-- GOAL OF THE EXERCISE --
Repeat each record below exactly, dropping the pictures.

-- EXCERPTED RECORDS --
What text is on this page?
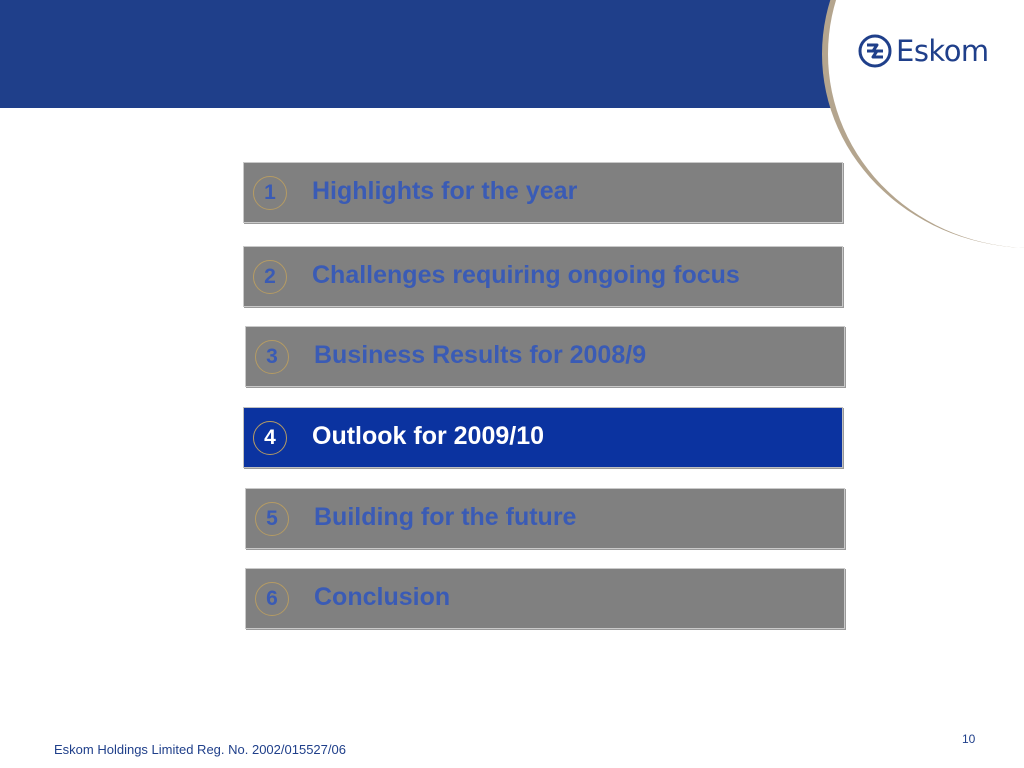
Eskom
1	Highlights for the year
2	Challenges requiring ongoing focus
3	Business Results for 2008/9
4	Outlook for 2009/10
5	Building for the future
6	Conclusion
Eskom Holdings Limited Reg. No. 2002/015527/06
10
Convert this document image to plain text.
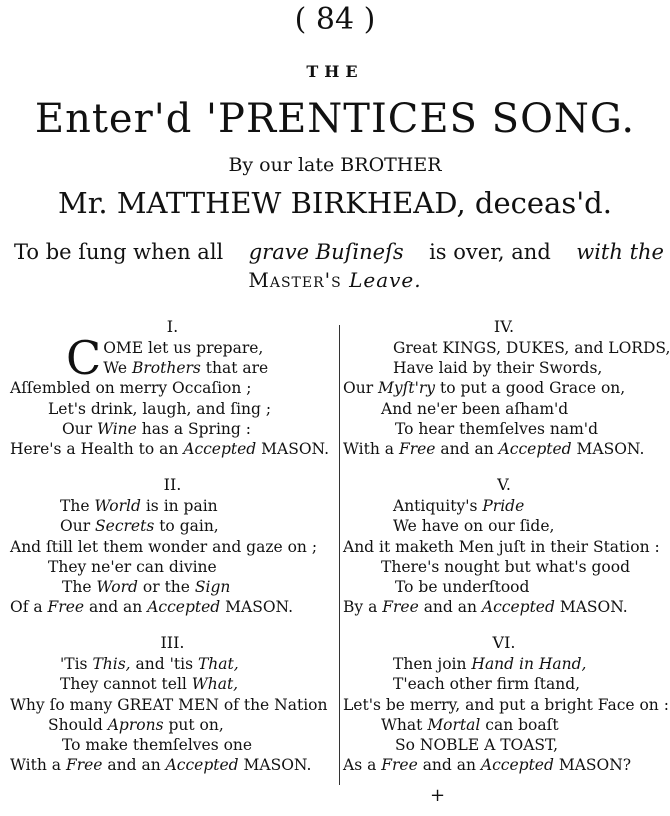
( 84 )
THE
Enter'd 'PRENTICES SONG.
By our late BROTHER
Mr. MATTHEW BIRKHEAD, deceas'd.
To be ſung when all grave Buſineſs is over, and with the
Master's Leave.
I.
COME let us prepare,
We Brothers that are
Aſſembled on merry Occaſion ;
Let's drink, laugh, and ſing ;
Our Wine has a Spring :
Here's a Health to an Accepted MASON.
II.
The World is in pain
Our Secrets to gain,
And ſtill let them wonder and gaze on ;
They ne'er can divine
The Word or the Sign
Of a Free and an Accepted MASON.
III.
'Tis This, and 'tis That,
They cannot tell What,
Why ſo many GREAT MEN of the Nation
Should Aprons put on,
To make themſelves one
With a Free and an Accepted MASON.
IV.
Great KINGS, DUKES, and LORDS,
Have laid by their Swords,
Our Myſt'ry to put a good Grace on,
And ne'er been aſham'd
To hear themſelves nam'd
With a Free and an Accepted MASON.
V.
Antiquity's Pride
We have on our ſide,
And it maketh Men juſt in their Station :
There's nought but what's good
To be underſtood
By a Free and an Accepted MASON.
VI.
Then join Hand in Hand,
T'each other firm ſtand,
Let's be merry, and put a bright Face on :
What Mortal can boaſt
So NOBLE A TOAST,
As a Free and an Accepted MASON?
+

-- REPLY --
What text is on this page?
Eskom
1	Highlights for the year
2	Challenges requiring ongoing focus
3	Business Results for 2008/9
4	Outlook for 2009/10
5	Building for the future
6	Conclusion
Eskom Holdings Limited Reg. No. 2002/015527/06
10
Convert this document image to plain text.
( 84 )
THE
Enter'd 'PRENTICES SONG.
By our late BROTHER
Mr. MATTHEW BIRKHEAD, deceas'd.
To be ſung when all grave Buſineſs is over, and with the
Master's Leave.
I.
COME let us prepare,
We Brothers that are
Aſſembled on merry Occaſion ;
Let's drink, laugh, and ſing ;
Our Wine has a Spring :
Here's a Health to an Accepted MASON.
II.
The World is in pain
Our Secrets to gain,
And ſtill let them wonder and gaze on ;
They ne'er can divine
The Word or the Sign
Of a Free and an Accepted MASON.
III.
'Tis This, and 'tis That,
They cannot tell What,
Why ſo many GREAT MEN of the Nation
Should Aprons put on,
To make themſelves one
With a Free and an Accepted MASON.
IV.
Great KINGS, DUKES, and LORDS,
Have laid by their Swords,
Our Myſt'ry to put a good Grace on,
And ne'er been aſham'd
To hear themſelves nam'd
With a Free and an Accepted MASON.
V.
Antiquity's Pride
We have on our ſide,
And it maketh Men juſt in their Station :
There's nought but what's good
To be underſtood
By a Free and an Accepted MASON.
VI.
Then join Hand in Hand,
T'each other firm ſtand,
Let's be merry, and put a bright Face on :
What Mortal can boaſt
So NOBLE A TOAST,
As a Free and an Accepted MASON?
+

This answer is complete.